_Set task_
Transcribe all the entries word for word, skipping the pictures.

-------

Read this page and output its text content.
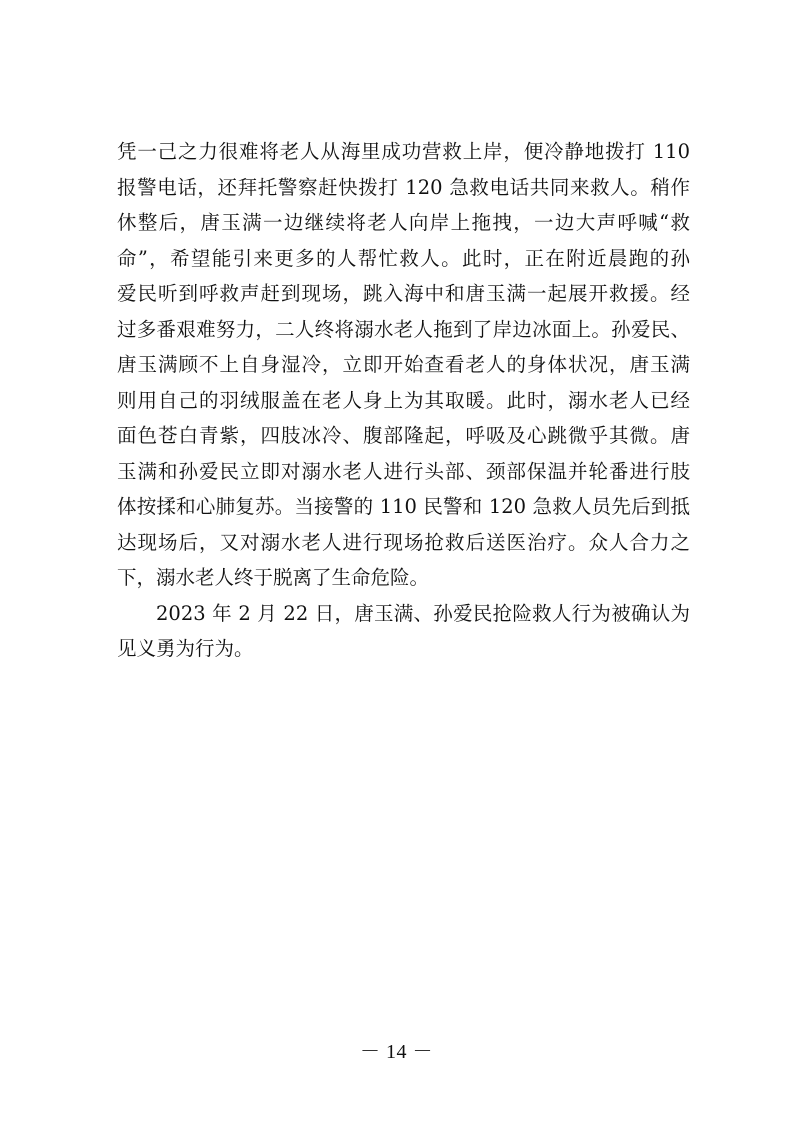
凭一己之力很难将老人从海里成功营救上岸，便冷静地拨打 110
报警电话，还拜托警察赶快拨打 120 急救电话共同来救人。稍作
休整后，唐玉满一边继续将老人向岸上拖拽，一边大声呼喊“救
命”，希望能引来更多的人帮忙救人。此时，正在附近晨跑的孙
爱民听到呼救声赶到现场，跳入海中和唐玉满一起展开救援。经
过多番艰难努力，二人终将溺水老人拖到了岸边冰面上。孙爱民、
唐玉满顾不上自身湿冷，立即开始查看老人的身体状况，唐玉满
则用自己的羽绒服盖在老人身上为其取暖。此时，溺水老人已经
面色苍白青紫，四肢冰冷、腹部隆起，呼吸及心跳微乎其微。唐
玉满和孙爱民立即对溺水老人进行头部、颈部保温并轮番进行肢
体按揉和心肺复苏。当接警的 110 民警和 120 急救人员先后到抵
达现场后，又对溺水老人进行现场抢救后送医治疗。众人合力之
下，溺水老人终于脱离了生命危险。
2023 年 2 月 22 日，唐玉满、孙爱民抢险救人行为被确认为
见义勇为行为。
－ 14 －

-------

_Exercise solution_
Read this page and output its text content.
凭一己之力很难将老人从海里成功营救上岸，便冷静地拨打 110
报警电话，还拜托警察赶快拨打 120 急救电话共同来救人。稍作
休整后，唐玉满一边继续将老人向岸上拖拽，一边大声呼喊“救
命”，希望能引来更多的人帮忙救人。此时，正在附近晨跑的孙
爱民听到呼救声赶到现场，跳入海中和唐玉满一起展开救援。经
过多番艰难努力，二人终将溺水老人拖到了岸边冰面上。孙爱民、
唐玉满顾不上自身湿冷，立即开始查看老人的身体状况，唐玉满
则用自己的羽绒服盖在老人身上为其取暖。此时，溺水老人已经
面色苍白青紫，四肢冰冷、腹部隆起，呼吸及心跳微乎其微。唐
玉满和孙爱民立即对溺水老人进行头部、颈部保温并轮番进行肢
体按揉和心肺复苏。当接警的 110 民警和 120 急救人员先后到抵
达现场后，又对溺水老人进行现场抢救后送医治疗。众人合力之
下，溺水老人终于脱离了生命危险。
2023 年 2 月 22 日，唐玉满、孙爱民抢险救人行为被确认为
见义勇为行为。
－ 14 －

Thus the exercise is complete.